(A block of data)
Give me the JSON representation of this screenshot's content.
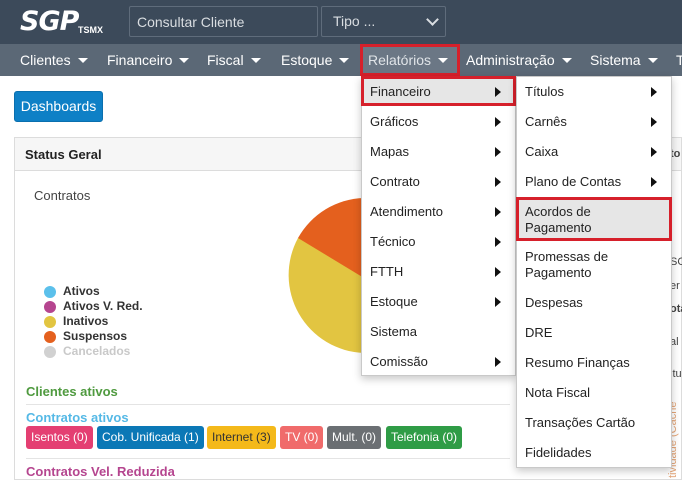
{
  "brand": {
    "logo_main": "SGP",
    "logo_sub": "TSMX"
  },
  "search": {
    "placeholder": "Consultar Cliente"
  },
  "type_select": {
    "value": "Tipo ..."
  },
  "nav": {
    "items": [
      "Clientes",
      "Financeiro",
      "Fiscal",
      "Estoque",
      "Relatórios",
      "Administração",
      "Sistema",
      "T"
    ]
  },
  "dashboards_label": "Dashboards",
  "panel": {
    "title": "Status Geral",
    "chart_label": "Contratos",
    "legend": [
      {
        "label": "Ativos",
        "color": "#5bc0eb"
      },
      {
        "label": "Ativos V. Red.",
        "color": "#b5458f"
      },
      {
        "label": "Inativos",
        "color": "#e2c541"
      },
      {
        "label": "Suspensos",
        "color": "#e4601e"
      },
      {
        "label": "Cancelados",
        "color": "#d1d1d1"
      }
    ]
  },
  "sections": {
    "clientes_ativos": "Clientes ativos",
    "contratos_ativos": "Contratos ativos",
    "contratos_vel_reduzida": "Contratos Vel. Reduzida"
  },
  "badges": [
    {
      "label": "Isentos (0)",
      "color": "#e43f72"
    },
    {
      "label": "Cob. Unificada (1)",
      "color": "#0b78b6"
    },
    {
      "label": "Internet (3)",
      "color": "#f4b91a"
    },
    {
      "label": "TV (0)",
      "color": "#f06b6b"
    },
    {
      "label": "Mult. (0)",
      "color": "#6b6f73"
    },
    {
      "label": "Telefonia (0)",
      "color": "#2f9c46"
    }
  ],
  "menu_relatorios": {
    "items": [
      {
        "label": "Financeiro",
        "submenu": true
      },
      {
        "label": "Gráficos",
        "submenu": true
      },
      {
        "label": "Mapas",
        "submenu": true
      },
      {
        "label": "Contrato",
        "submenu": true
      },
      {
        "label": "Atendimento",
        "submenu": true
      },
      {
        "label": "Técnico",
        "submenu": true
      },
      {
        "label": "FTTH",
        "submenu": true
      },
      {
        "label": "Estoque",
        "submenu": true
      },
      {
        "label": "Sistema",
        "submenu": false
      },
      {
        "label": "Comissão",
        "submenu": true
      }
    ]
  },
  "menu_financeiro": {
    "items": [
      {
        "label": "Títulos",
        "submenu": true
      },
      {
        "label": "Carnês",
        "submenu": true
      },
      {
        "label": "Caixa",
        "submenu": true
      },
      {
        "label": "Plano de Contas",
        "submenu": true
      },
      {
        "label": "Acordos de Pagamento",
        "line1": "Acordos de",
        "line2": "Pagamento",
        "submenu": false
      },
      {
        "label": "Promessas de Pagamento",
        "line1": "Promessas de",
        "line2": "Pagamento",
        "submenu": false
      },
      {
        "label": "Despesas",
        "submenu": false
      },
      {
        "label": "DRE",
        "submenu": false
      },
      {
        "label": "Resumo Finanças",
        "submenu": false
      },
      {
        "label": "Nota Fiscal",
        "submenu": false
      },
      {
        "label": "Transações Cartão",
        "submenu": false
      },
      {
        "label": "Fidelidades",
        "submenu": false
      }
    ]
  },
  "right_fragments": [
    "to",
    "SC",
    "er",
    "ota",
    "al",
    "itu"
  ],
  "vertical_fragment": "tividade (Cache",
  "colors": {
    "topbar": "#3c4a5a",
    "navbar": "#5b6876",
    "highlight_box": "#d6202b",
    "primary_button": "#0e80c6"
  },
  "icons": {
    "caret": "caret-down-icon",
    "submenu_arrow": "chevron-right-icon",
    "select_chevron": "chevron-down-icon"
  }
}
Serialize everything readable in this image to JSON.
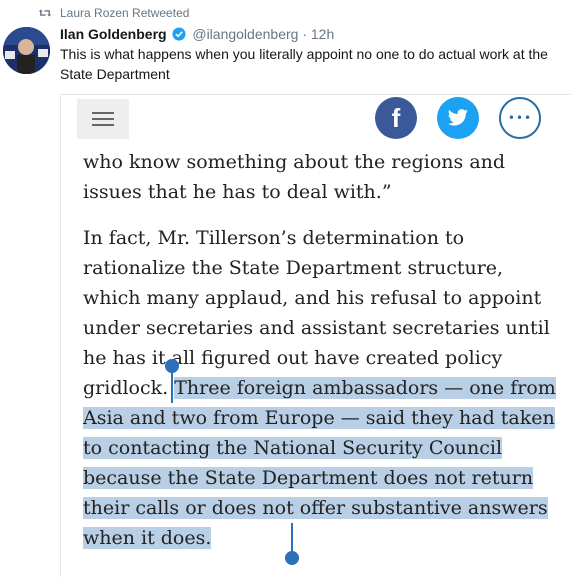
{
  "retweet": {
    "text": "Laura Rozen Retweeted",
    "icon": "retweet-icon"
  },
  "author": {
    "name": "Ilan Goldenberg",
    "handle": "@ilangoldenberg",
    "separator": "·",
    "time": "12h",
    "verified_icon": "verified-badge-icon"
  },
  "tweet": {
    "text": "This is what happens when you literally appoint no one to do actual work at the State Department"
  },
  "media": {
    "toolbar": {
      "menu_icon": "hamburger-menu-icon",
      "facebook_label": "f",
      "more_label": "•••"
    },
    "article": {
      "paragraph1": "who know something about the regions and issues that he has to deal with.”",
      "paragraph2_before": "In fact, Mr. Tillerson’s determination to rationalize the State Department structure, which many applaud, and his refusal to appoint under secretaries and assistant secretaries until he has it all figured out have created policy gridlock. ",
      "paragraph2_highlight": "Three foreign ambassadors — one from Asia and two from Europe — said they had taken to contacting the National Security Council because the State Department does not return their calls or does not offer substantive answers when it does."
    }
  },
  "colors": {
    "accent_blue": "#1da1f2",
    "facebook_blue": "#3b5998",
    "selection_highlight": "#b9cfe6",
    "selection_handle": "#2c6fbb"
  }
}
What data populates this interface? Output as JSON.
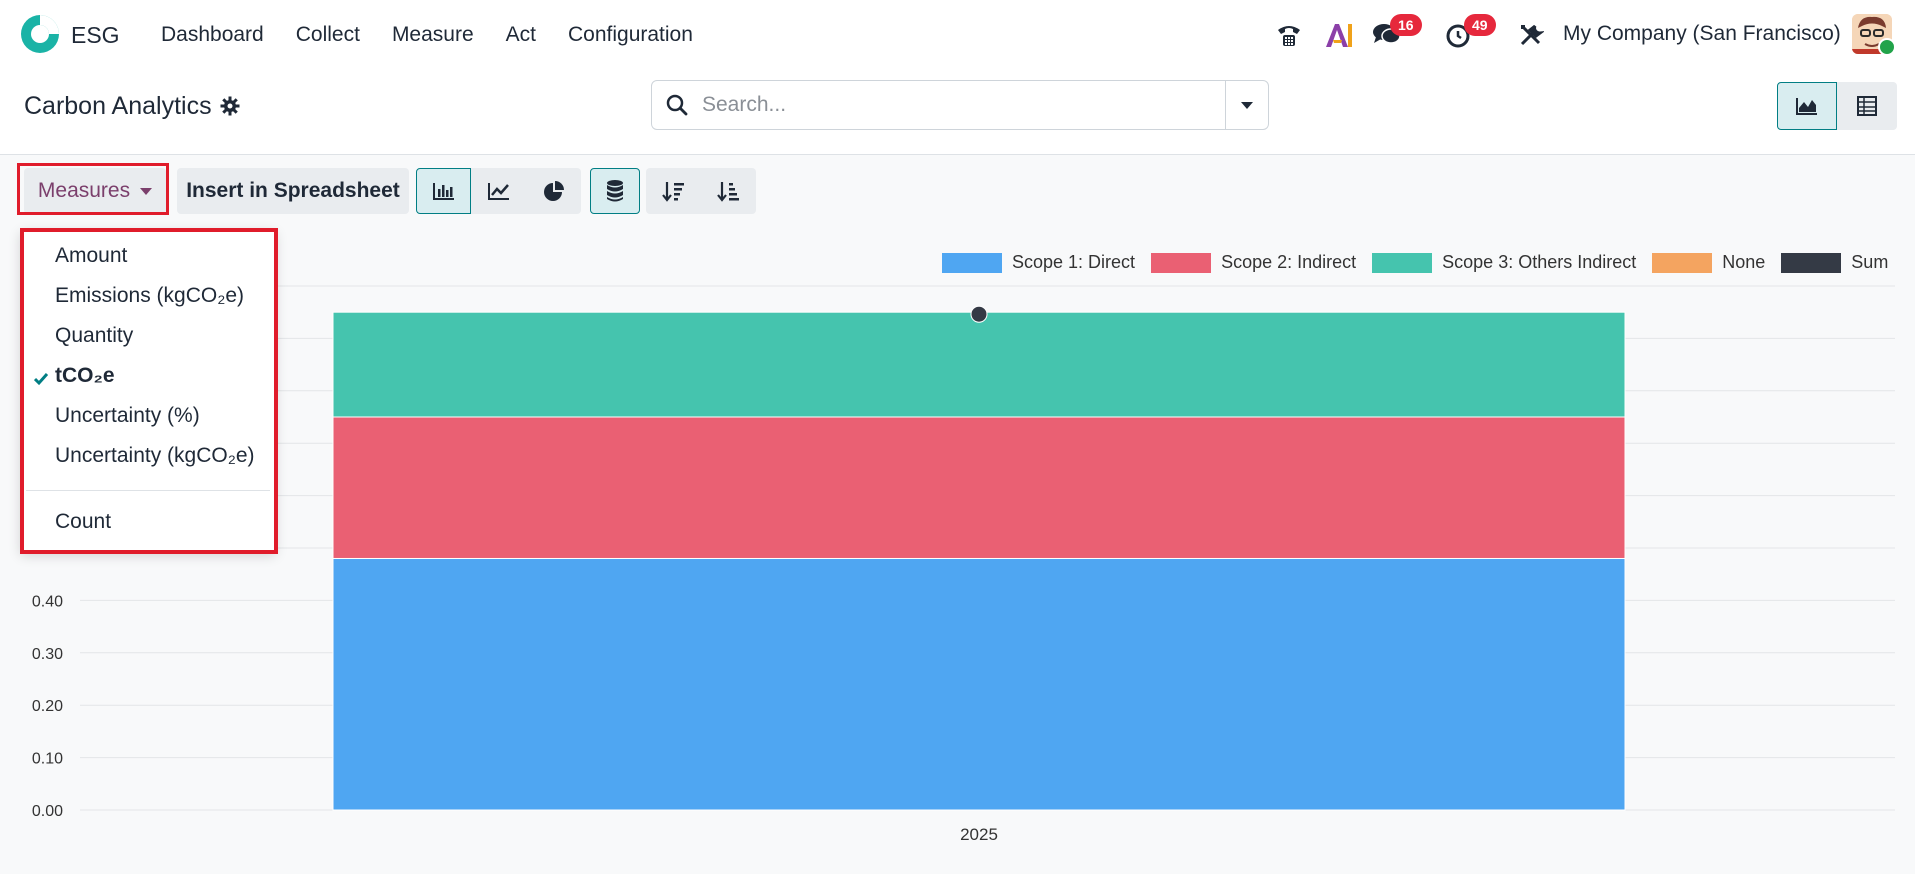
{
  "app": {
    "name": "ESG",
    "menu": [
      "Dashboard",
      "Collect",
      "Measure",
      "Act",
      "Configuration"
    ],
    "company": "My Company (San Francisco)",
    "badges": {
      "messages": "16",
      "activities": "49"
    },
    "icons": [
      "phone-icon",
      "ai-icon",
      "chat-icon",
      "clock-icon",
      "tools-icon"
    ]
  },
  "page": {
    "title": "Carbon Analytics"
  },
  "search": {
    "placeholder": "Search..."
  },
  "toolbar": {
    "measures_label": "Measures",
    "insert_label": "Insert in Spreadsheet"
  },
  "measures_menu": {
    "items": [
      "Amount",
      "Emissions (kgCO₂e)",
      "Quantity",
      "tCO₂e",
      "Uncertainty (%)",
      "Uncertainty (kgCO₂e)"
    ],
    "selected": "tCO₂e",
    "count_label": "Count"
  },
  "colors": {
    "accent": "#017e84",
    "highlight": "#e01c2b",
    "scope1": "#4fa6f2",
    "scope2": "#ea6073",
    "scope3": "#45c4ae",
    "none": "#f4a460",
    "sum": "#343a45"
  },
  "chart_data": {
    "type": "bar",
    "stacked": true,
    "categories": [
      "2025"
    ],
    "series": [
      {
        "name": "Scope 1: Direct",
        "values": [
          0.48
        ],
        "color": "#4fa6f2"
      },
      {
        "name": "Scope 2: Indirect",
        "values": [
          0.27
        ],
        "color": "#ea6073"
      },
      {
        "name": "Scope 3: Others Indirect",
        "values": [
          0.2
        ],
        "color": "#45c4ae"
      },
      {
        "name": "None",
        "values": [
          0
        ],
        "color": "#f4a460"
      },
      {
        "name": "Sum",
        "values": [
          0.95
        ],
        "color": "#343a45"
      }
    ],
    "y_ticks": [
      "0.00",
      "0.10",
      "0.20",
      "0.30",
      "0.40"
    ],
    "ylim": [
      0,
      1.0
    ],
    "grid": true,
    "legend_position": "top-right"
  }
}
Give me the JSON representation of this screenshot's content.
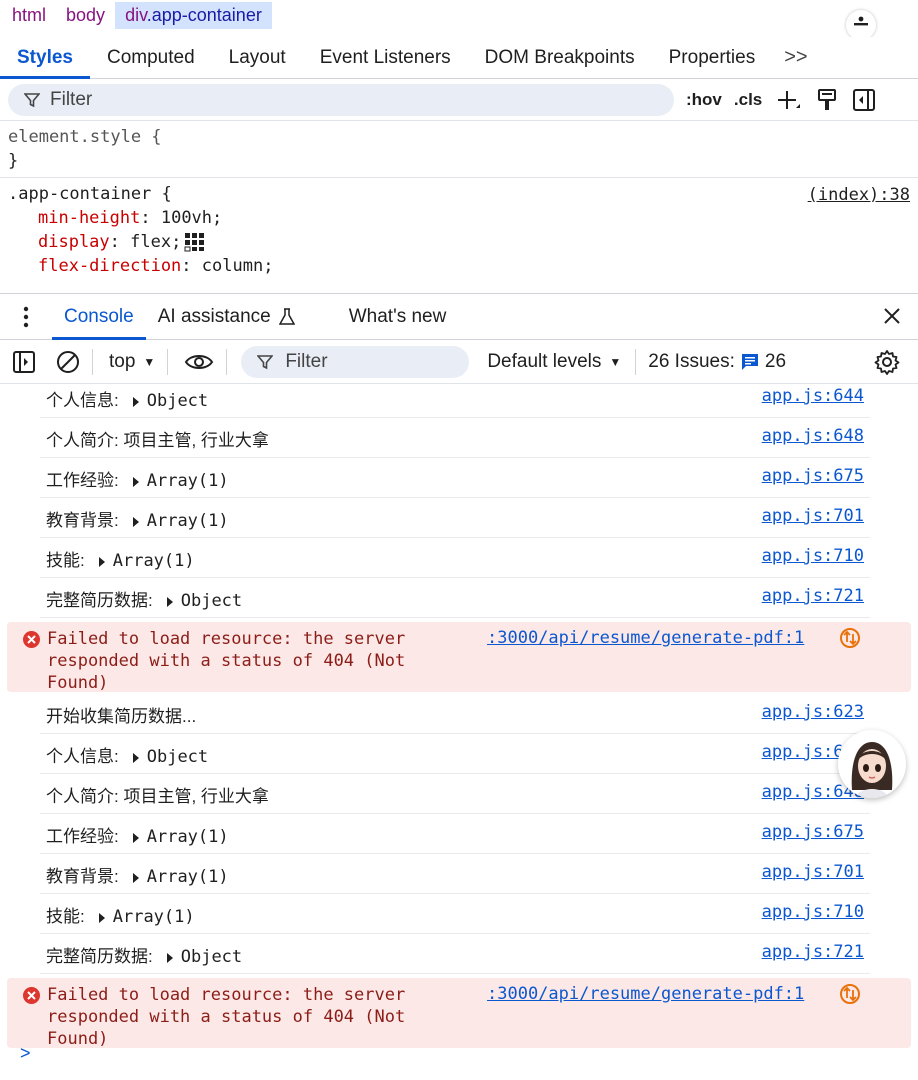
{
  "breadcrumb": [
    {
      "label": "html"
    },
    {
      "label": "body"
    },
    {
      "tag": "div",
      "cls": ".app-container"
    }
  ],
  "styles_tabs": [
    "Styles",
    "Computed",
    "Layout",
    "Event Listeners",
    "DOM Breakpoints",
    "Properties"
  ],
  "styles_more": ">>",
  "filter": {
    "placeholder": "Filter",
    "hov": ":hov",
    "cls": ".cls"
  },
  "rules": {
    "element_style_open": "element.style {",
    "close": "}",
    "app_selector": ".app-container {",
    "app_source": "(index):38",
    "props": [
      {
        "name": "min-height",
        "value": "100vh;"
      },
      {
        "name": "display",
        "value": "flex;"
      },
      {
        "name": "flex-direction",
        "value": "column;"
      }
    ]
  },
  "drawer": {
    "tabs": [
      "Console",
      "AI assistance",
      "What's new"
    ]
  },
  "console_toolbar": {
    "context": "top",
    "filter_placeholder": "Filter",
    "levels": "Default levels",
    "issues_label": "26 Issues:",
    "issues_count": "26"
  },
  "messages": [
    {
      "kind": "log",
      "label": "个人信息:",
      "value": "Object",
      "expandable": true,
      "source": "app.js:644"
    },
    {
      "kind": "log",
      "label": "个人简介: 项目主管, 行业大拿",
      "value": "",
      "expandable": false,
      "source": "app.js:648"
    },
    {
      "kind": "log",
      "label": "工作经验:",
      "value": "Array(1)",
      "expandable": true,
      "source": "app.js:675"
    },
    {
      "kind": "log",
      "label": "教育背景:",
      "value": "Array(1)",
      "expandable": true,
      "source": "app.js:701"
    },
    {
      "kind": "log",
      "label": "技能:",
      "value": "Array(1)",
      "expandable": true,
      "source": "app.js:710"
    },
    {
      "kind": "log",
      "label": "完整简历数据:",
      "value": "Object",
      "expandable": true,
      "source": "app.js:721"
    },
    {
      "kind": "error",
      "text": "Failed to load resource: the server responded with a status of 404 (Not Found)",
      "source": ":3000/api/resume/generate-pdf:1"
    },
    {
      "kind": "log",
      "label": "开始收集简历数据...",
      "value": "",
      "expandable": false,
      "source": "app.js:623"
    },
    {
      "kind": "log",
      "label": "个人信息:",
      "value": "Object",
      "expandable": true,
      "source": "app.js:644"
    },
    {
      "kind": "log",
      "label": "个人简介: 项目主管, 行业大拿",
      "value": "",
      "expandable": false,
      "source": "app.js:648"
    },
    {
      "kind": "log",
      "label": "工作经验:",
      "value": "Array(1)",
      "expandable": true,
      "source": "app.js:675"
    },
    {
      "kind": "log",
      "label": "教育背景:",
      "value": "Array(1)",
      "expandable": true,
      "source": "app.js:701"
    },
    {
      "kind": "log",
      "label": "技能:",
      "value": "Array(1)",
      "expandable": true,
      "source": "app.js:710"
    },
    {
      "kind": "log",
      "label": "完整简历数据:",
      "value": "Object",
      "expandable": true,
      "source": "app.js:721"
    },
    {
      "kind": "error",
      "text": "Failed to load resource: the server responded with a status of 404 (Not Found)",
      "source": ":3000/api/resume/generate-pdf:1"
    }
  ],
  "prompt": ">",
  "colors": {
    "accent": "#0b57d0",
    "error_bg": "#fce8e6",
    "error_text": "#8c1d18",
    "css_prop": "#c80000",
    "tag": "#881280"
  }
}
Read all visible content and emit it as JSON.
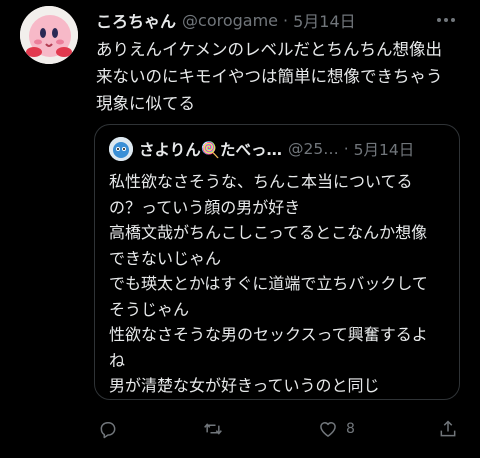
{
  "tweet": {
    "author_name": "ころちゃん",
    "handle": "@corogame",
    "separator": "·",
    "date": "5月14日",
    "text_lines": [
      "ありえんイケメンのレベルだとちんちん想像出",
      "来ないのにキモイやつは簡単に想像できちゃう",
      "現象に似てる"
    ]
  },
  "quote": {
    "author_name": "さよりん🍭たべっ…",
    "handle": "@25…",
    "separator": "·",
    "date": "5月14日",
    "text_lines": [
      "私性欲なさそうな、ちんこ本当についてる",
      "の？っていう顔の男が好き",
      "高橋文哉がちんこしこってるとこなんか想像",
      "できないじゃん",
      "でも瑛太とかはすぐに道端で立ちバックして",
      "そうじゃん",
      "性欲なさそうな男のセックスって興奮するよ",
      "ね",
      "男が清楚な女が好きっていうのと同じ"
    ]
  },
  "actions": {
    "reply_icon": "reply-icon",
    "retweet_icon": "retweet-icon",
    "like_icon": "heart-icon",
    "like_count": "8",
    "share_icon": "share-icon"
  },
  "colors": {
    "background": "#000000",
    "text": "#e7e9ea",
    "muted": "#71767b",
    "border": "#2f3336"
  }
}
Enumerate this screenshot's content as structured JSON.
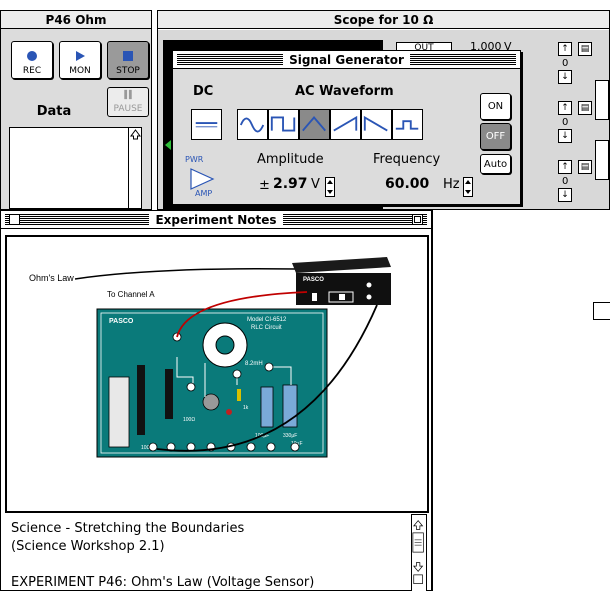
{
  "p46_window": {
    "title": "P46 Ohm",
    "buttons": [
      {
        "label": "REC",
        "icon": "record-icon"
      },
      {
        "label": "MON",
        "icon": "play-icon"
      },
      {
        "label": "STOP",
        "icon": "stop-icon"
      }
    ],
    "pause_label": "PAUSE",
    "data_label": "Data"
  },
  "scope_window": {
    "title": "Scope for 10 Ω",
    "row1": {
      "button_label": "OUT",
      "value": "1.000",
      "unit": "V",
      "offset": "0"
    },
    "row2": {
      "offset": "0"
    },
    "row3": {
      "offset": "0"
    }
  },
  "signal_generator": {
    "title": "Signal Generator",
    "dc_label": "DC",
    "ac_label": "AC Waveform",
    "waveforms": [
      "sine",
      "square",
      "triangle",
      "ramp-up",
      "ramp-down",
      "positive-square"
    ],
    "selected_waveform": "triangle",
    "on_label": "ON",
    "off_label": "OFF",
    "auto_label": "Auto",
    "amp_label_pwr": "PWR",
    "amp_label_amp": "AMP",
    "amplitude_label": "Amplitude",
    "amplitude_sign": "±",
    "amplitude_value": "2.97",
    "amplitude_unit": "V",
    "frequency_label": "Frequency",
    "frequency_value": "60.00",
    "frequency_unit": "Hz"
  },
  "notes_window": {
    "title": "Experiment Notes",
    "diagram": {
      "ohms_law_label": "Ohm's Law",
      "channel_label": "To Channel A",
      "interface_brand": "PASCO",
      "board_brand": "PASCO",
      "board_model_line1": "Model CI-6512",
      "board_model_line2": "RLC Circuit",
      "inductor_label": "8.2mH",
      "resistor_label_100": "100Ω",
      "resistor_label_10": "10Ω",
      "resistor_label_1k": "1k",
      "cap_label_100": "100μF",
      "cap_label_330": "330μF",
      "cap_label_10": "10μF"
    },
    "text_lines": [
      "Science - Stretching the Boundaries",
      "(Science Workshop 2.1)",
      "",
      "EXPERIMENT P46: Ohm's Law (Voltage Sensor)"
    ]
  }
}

**Given instruction**
Above are the records; copy every line in them that holds the word "Contratos".

**Task answer**
    "chart_label": "Contratos",
    "contratos_ativos": "Contratos ativos",
    "contratos_vel_reduzida": "Contratos Vel. Reduzida"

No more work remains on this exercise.